Look through the entries and report how many lines include the word "Market". Give the number alone.

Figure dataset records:

- - - - - - -

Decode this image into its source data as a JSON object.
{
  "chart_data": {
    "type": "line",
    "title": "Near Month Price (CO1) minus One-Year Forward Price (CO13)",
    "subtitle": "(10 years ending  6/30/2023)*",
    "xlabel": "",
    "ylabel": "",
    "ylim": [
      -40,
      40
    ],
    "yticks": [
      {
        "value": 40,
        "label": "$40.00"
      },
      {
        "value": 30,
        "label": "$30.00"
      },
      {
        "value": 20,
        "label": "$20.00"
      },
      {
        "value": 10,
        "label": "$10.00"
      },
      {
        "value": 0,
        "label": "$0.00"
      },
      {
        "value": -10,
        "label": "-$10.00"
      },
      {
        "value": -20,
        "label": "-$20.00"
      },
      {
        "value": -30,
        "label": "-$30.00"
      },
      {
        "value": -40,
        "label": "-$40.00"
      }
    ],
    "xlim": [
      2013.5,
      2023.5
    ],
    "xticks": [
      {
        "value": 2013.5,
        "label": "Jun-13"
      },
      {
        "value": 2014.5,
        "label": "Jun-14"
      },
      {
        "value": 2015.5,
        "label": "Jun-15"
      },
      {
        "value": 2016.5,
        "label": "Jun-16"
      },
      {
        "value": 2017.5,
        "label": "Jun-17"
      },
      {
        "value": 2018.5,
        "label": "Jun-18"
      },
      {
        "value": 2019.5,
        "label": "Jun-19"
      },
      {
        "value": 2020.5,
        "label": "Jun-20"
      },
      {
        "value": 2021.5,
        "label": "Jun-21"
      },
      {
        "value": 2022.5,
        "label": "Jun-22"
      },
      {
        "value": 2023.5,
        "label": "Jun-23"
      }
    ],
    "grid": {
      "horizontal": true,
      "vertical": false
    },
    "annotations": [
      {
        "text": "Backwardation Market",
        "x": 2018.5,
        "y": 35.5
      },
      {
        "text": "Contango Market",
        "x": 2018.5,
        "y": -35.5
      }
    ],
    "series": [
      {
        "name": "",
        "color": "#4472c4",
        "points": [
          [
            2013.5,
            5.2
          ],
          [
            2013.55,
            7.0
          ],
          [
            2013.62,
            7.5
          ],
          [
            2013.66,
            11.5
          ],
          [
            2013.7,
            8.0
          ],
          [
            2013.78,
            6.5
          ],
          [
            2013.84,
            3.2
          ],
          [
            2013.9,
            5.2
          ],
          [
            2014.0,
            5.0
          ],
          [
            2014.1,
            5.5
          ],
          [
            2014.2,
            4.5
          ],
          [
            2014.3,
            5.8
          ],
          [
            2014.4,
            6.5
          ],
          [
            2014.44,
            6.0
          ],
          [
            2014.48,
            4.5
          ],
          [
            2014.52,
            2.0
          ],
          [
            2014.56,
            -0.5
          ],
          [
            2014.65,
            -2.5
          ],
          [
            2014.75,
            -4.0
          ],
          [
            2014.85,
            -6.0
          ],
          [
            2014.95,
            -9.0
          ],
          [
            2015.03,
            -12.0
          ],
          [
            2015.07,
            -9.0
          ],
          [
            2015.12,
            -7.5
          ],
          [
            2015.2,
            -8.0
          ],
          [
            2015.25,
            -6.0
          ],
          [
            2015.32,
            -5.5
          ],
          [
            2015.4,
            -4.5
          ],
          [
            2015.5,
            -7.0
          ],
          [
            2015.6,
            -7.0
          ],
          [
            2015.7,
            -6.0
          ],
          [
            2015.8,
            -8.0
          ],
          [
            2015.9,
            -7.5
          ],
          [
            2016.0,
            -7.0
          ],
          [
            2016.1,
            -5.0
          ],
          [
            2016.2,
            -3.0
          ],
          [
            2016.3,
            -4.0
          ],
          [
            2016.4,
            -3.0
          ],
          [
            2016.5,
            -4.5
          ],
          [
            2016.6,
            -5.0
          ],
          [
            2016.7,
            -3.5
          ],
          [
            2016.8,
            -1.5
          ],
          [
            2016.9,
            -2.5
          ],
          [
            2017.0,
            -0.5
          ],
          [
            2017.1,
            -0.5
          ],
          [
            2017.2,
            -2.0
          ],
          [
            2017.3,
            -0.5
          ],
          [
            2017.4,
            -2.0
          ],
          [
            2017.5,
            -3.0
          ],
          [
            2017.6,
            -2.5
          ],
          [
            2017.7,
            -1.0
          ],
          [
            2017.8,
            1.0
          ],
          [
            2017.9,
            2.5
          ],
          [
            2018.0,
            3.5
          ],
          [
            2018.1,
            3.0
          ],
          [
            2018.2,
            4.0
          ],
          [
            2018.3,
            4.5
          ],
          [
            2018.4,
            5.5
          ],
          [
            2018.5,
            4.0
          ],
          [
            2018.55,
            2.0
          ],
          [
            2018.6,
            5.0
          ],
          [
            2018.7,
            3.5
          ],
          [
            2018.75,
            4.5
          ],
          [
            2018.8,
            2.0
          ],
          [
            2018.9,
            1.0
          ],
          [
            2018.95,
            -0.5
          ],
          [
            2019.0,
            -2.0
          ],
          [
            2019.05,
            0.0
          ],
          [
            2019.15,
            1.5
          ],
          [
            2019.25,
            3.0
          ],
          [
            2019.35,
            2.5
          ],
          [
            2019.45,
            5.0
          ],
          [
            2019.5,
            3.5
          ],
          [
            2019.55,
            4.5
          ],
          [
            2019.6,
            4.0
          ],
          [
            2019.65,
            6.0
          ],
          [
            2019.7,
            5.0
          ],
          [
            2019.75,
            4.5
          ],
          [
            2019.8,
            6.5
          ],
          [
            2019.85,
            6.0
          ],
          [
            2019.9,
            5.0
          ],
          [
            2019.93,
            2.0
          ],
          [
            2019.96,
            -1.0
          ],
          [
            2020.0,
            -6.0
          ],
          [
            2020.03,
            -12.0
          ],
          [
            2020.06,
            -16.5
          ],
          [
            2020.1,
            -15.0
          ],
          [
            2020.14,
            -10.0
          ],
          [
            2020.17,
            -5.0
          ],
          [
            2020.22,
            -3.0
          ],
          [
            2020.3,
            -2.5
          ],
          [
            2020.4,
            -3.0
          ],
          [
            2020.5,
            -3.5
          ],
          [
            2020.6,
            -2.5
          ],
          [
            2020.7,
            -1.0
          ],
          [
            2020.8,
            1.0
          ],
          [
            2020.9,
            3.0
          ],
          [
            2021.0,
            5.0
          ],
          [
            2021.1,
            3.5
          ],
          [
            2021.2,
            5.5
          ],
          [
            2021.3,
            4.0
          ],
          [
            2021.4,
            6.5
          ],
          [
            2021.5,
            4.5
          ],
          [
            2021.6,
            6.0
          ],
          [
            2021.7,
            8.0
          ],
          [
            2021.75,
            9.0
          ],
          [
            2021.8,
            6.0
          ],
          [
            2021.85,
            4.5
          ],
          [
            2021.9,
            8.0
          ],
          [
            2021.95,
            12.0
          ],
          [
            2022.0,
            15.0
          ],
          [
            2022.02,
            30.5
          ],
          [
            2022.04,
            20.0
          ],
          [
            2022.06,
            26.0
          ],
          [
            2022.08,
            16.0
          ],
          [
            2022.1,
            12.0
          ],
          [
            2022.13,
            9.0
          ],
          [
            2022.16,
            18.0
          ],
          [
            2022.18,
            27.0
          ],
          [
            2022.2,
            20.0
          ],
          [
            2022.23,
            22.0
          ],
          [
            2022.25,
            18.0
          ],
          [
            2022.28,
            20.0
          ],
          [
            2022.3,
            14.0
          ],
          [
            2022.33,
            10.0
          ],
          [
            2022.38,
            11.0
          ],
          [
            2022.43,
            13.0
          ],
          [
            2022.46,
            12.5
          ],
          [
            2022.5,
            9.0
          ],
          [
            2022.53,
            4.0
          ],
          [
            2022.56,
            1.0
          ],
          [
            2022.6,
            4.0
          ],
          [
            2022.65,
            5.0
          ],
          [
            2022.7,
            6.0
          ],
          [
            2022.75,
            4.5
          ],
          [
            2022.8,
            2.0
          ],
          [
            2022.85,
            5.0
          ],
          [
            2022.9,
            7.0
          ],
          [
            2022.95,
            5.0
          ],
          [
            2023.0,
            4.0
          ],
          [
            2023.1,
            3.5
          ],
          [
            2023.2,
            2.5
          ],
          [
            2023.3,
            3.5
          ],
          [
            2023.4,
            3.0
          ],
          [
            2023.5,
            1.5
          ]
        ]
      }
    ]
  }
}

- - - - - - -

**Correct answer**
2